— START Given data —

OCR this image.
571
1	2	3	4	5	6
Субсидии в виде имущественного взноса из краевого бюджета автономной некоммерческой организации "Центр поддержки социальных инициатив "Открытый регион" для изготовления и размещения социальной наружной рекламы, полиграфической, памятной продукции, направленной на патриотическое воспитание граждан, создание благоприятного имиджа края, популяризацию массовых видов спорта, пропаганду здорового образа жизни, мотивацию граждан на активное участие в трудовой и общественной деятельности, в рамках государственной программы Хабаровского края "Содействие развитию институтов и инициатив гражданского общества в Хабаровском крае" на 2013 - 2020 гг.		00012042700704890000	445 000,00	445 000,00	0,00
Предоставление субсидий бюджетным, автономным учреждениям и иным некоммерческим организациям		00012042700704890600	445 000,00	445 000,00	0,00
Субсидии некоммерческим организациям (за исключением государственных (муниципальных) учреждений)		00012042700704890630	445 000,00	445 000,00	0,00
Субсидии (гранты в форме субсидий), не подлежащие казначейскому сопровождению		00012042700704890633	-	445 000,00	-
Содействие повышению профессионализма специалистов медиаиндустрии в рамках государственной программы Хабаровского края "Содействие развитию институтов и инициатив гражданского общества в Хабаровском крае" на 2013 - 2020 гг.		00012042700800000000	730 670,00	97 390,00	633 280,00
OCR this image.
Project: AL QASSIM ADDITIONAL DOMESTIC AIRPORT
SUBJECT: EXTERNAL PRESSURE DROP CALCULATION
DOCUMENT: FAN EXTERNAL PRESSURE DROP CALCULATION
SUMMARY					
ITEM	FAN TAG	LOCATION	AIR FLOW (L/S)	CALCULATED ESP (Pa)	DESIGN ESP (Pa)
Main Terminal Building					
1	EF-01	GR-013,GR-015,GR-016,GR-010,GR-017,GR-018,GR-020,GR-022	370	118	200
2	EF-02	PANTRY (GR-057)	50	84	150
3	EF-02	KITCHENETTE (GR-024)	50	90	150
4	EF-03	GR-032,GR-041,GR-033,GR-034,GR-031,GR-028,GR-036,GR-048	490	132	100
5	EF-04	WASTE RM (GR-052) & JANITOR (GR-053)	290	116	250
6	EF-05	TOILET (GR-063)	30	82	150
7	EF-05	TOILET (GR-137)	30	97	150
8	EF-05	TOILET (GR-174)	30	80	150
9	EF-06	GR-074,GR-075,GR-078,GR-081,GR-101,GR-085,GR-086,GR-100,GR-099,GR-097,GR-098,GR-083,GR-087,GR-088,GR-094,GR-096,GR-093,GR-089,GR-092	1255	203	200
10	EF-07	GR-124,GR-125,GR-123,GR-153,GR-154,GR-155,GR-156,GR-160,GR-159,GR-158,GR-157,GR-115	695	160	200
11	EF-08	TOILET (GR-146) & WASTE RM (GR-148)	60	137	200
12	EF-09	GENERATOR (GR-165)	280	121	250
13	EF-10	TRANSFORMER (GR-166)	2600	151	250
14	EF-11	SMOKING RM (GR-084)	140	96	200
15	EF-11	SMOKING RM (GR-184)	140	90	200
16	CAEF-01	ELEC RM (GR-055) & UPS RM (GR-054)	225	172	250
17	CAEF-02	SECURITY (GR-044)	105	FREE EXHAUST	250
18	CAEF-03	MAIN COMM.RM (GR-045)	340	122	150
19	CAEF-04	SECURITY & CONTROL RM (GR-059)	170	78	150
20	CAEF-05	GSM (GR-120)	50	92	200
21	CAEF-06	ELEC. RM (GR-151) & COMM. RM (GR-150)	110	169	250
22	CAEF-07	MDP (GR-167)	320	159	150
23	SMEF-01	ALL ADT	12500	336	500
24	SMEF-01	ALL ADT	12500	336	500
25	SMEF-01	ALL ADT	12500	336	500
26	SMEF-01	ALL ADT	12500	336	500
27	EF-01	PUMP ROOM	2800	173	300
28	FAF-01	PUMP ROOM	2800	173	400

— END Given data —

● Work to be completed
Filter lines by "SMEF" and return each hit.

● Written response
23	SMEF-01	ALL ADT	12500	336	500
24	SMEF-01	ALL ADT	12500	336	500
25	SMEF-01	ALL ADT	12500	336	500
26	SMEF-01	ALL ADT	12500	336	500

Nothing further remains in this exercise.